PROBLEM DETAILS: Resume the passage on Poe's book reviews, picking up right after its final sentence.

-- START TEXT EXTRACT --

Poe's critical discrimination was also shown in his appreciation of Longstreet's Georgia Scenes, and in his early recognition of Dickens’ Watkins Tottle and Other Sketches. By Boz. In this latter review, he expressed his preference for the “brief article” as opposed to the novel, because of the unity possible in the shorter form. His favorable review of Dr. Bird's Sheppard Lee, published anonymously, gave him an opportunity for some interesting speculations upon the transmigration of souls, although his usual penetration was not present, for he failed to recognize that the novel was written by Dr. Bird, with whose work he was familiar.

-- END TEXT EXTRACT --
-- START RECORDED INFORMATION --

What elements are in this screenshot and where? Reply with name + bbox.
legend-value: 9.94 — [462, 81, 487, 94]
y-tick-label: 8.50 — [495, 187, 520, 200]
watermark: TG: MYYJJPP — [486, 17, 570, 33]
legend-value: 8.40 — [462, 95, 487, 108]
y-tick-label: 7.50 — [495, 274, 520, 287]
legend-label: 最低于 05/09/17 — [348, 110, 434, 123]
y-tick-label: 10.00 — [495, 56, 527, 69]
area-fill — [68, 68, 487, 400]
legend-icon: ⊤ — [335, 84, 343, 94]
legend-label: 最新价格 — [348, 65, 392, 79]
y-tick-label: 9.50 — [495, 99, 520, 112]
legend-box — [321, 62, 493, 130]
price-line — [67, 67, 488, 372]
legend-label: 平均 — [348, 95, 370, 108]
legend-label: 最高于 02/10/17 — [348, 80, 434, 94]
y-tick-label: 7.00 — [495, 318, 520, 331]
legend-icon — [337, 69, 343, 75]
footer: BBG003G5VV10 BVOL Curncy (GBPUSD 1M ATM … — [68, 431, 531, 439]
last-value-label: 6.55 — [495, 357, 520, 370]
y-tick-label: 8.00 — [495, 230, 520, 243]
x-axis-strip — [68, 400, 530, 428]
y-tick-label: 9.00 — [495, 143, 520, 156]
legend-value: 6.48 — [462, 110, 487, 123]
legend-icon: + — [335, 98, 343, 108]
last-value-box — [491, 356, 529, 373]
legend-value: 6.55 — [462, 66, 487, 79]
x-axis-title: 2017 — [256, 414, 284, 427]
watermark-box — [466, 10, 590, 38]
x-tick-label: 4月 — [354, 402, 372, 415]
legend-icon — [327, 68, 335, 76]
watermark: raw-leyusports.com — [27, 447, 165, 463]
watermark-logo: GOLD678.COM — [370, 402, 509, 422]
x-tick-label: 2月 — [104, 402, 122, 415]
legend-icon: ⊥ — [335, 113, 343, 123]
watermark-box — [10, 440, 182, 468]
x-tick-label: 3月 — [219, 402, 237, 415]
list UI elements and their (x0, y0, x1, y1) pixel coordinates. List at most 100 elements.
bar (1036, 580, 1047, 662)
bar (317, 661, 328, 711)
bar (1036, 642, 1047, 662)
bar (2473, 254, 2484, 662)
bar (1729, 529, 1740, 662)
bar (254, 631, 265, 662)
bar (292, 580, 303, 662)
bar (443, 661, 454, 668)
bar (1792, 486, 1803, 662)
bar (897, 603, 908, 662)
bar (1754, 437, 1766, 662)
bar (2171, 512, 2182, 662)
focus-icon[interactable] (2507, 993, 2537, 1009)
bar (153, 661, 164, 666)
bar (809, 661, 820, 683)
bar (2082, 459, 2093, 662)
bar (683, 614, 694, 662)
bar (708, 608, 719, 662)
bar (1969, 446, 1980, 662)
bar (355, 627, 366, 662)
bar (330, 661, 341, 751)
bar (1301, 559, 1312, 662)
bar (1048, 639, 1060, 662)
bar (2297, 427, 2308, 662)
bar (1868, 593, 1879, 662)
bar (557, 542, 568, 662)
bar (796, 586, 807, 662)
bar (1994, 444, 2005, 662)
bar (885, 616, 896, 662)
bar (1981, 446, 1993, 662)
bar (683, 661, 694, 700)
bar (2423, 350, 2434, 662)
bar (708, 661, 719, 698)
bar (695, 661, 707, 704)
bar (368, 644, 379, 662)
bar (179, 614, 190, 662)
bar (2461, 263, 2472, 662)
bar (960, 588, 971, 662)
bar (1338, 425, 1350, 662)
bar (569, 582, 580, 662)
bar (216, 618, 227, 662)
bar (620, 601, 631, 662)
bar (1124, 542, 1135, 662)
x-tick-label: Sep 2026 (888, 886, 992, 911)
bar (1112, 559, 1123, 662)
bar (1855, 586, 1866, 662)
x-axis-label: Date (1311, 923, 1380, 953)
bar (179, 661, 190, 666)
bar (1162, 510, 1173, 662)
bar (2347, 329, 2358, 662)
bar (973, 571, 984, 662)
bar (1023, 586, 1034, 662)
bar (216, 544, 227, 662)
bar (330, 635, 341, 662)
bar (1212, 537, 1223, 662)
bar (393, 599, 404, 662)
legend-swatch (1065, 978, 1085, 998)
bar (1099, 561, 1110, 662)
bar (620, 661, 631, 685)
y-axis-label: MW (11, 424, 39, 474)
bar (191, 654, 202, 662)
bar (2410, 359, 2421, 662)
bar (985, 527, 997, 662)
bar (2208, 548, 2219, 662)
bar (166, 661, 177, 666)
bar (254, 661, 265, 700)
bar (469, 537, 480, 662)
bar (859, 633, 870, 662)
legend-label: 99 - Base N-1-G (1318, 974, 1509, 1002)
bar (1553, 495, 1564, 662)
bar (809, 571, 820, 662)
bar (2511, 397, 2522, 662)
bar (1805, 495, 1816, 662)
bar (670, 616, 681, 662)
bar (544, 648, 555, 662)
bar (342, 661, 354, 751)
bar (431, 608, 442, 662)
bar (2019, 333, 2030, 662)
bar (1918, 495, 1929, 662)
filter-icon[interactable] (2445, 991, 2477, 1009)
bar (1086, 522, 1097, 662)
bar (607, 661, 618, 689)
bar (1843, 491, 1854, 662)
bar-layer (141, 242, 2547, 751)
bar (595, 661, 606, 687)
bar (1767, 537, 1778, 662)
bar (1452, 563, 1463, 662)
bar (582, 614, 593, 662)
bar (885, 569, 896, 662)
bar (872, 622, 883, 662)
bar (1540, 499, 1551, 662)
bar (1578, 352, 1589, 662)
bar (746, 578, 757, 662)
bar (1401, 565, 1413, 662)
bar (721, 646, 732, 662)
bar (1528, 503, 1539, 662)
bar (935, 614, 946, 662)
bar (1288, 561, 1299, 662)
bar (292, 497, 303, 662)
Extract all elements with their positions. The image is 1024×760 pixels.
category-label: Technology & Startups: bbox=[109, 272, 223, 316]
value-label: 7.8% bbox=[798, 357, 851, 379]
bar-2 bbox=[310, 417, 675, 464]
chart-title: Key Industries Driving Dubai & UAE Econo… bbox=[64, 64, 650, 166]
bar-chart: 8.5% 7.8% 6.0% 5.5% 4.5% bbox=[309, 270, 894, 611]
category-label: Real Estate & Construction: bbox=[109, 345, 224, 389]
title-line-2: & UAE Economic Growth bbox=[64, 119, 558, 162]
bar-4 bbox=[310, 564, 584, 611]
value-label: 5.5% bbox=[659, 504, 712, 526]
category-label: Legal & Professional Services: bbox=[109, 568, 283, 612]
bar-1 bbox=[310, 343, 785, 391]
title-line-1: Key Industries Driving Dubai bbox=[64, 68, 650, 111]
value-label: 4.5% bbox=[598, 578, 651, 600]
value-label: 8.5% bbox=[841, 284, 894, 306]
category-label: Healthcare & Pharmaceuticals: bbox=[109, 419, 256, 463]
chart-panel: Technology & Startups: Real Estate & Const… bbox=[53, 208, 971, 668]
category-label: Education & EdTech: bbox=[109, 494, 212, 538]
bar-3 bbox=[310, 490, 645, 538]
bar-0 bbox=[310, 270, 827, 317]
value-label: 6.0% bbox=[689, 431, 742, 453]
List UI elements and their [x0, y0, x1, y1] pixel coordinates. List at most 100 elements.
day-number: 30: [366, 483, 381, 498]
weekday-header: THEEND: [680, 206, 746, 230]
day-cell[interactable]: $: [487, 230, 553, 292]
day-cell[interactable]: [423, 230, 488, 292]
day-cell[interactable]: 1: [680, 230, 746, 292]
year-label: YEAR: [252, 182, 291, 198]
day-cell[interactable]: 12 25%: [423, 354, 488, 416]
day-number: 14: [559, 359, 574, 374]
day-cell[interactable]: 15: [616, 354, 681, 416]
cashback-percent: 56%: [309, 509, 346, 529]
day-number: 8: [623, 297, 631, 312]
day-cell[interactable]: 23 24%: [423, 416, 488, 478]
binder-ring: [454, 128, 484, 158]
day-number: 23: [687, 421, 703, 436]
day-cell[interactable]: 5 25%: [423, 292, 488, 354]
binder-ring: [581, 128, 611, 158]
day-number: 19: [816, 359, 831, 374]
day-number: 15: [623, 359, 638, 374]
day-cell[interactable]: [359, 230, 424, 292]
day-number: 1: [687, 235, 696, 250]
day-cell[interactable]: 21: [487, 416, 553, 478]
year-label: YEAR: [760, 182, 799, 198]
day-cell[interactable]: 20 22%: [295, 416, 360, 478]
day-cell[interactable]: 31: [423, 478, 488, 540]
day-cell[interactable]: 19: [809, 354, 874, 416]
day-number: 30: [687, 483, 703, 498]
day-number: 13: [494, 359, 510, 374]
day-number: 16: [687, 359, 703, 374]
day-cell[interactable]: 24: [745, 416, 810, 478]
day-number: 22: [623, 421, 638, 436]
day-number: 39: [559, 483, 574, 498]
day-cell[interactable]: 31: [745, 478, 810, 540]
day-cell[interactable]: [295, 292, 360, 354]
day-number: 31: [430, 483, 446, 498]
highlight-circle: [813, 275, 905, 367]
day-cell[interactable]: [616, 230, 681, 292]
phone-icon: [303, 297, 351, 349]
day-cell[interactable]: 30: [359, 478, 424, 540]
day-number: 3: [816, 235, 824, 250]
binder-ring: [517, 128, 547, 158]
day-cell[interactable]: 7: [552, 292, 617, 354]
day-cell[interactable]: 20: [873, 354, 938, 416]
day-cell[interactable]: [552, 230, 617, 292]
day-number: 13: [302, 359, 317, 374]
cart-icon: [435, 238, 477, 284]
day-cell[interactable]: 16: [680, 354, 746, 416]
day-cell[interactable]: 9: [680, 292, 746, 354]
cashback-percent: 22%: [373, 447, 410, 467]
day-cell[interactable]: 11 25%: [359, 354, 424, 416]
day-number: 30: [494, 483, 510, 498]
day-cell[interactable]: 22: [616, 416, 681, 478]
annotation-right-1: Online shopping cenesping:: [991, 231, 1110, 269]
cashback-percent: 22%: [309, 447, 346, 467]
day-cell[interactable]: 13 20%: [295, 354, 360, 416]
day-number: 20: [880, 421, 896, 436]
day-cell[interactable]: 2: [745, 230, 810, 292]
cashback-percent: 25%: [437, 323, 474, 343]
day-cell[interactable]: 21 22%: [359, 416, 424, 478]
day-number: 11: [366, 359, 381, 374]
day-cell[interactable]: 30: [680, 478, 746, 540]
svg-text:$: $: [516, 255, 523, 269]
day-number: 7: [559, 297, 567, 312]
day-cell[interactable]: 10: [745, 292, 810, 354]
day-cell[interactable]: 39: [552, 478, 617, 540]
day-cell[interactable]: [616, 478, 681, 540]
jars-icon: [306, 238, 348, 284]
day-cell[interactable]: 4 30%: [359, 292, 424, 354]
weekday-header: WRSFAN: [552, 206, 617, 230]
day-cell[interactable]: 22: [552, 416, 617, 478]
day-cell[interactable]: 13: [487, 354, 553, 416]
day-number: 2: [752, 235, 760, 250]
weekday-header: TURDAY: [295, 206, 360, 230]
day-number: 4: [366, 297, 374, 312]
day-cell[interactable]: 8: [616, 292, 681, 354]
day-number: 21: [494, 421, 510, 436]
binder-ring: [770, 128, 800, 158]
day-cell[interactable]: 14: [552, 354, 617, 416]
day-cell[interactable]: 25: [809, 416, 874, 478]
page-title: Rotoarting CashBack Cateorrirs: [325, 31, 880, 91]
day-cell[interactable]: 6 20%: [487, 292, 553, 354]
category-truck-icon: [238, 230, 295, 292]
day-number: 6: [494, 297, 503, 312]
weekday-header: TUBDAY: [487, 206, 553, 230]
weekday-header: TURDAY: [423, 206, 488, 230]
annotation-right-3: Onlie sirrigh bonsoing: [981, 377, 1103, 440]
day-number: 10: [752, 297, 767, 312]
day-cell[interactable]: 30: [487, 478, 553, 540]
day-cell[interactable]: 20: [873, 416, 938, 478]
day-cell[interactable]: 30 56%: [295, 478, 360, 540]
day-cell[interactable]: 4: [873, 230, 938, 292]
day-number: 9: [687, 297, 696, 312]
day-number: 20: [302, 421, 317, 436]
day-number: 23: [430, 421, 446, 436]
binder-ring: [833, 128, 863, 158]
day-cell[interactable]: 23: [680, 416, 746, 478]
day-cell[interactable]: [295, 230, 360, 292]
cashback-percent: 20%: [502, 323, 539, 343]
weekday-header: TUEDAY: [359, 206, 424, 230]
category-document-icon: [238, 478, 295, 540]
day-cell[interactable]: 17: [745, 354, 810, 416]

-- END RECORDED INFORMATION --

ANSWER TO THIS PROBLEM:
In the April issue of the Messenger, Poe analyzed the famous chess player, supposed to be a purely mechanical device, which had been invented by Baron Wolfgang von Kempelen in 1769 and sold to a Bavarian mechanic, J. N. Maelzel, who exhibited the Turkish figure throughout various cities in the United States. It was finally purchased by Dr. John K. Mitchell of Philadelphia, and stood in the Chinese Museum at Ninth and Sansom Streets until it was destroyed by fire in 1854. When Maelzel first exhibited it in Baltimore in 1827, two boys, secreted on a roof, saw the human figure of Maelzel's assistant come out of the machine. An article, “The Chess-Player Discovered,” appeared in the Baltimore Gazette on Friday, June 1, 1827, exposing the matter.(39) Whether Poe saw the article we cannot tell, but as he was in the army at Fort Independence, it is unlikely. Rumors of the exposure, however, may still have been extant in Baltimore when he returned. Many attempts had been made to solve the puzzle, especially by Sir David Brewster, in his Letters on Natural Magic in 1832, to which Poe refers in his own article. Poe's achievement lay in his ability to use material already in print and to prove by clear reasoning that the machine must be operated by human agency. He pursued his usual method of selecting the unusual elements in the problem, among others that the Turk always used his left hand.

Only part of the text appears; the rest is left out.